## begin Supplied records

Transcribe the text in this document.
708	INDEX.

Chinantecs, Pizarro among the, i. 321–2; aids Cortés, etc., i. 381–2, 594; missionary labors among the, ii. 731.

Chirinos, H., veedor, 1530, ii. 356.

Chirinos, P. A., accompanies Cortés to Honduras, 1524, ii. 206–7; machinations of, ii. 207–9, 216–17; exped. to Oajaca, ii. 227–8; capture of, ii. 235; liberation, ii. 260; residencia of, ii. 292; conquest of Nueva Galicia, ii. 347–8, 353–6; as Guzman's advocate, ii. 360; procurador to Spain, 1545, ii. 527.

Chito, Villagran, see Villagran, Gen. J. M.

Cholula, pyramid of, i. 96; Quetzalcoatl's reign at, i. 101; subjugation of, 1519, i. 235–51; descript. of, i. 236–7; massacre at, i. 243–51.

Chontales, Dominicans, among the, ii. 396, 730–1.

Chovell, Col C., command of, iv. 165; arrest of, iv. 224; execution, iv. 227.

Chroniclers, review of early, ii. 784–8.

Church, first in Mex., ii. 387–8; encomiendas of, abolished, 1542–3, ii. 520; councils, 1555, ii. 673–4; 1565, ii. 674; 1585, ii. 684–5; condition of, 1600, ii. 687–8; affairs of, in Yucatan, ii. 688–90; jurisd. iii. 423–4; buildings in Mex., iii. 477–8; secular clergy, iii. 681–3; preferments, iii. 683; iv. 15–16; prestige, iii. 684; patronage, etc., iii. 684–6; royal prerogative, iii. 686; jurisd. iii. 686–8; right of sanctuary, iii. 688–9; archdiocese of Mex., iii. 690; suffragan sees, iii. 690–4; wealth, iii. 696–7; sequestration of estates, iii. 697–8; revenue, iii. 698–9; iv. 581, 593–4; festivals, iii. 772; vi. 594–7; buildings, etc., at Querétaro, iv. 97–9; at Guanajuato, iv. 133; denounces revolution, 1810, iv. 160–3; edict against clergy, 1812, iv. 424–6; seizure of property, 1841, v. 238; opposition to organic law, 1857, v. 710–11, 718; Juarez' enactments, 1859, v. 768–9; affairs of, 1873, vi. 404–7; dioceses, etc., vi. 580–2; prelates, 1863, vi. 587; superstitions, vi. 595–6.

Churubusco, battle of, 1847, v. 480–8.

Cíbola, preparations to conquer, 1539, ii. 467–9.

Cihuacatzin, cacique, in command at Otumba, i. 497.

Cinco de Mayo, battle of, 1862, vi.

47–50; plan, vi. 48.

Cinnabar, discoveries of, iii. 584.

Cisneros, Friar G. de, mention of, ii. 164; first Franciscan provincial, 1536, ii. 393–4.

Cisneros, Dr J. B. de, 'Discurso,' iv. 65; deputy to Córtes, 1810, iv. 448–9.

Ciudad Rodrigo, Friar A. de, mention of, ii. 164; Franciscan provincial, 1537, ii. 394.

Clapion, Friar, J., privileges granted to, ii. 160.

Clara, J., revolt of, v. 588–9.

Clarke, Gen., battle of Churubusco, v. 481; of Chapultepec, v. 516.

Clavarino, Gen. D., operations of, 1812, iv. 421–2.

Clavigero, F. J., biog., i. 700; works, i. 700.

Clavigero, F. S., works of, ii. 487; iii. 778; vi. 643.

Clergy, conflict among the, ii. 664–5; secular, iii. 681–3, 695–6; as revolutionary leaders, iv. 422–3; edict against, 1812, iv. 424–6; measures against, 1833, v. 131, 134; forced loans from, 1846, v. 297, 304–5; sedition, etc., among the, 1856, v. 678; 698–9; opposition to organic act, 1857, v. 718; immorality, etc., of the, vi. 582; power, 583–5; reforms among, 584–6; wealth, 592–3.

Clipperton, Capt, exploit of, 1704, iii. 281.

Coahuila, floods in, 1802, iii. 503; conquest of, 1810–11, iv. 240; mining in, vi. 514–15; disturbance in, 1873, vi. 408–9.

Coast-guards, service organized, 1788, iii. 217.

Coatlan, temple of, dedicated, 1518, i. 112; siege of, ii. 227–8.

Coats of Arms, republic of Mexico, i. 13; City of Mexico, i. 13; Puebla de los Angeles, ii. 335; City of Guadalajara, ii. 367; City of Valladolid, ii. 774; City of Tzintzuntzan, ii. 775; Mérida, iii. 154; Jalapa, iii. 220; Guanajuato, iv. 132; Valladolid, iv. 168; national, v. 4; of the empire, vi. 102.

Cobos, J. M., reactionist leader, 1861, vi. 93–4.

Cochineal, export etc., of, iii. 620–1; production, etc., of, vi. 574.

## end Supplied records
## begin Supplied records

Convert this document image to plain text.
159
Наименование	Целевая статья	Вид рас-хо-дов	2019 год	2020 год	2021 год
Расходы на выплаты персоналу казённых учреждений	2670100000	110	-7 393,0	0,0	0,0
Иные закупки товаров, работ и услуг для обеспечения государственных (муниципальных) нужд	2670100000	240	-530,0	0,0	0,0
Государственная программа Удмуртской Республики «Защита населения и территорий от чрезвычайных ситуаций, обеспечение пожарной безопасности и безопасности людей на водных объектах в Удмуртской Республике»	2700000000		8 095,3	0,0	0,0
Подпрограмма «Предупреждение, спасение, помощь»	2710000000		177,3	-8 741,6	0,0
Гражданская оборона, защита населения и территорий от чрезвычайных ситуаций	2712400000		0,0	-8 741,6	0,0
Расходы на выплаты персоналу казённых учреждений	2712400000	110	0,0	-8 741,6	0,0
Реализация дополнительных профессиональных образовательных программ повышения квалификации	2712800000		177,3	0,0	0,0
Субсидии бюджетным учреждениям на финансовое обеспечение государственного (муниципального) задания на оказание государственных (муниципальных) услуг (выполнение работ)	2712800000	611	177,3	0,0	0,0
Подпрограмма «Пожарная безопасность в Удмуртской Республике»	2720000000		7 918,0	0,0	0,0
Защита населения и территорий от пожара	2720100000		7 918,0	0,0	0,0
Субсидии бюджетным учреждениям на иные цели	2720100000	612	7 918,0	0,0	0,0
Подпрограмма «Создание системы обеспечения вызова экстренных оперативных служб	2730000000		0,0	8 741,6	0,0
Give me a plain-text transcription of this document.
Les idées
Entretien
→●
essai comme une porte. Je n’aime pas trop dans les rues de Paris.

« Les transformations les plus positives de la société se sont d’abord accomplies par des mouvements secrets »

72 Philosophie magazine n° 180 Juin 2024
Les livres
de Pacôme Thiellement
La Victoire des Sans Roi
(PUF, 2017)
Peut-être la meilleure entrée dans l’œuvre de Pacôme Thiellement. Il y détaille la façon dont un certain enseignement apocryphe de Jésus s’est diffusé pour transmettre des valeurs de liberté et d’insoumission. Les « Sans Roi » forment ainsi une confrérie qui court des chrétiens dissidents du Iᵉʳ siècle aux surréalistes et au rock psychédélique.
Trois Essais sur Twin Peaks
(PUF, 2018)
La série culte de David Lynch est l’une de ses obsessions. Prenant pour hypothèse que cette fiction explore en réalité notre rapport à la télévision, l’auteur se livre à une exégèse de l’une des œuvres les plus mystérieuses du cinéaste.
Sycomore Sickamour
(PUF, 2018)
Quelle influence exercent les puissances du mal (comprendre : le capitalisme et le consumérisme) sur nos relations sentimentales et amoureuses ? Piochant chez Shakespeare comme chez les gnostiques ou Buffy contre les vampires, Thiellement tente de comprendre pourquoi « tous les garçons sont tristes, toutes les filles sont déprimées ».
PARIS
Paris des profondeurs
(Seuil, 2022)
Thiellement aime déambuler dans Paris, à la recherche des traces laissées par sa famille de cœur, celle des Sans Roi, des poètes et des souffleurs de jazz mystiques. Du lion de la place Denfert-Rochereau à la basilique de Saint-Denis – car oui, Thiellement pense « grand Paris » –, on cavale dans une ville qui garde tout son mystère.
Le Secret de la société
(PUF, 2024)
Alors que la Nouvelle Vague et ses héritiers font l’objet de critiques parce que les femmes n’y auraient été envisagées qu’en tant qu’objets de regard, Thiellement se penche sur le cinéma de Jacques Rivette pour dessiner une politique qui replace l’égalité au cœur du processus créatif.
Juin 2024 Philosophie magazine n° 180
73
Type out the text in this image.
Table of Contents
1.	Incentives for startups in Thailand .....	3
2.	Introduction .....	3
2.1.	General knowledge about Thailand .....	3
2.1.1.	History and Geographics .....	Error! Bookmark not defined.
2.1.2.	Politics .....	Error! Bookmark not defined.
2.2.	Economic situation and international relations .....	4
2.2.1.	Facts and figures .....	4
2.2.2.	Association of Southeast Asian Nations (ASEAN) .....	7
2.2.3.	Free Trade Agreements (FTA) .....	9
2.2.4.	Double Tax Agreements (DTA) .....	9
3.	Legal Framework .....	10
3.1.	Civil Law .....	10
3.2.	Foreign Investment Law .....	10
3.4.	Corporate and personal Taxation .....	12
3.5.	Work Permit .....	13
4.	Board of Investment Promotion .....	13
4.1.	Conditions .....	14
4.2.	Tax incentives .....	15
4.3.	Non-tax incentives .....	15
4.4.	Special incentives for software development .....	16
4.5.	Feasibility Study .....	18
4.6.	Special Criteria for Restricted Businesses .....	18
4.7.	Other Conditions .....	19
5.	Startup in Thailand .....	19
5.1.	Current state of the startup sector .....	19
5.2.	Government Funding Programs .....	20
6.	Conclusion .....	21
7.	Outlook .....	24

## end Supplied records

Using the listing above, gather each line that holds the string "Расходы" and copy it.

- **Solved exercise**:
Расходы на выплаты персоналу казённых учреждений	2670100000	110	-7 393,0	0,0	0,0
Расходы на выплаты персоналу казённых учреждений	2712400000	110	0,0	-8 741,6	0,0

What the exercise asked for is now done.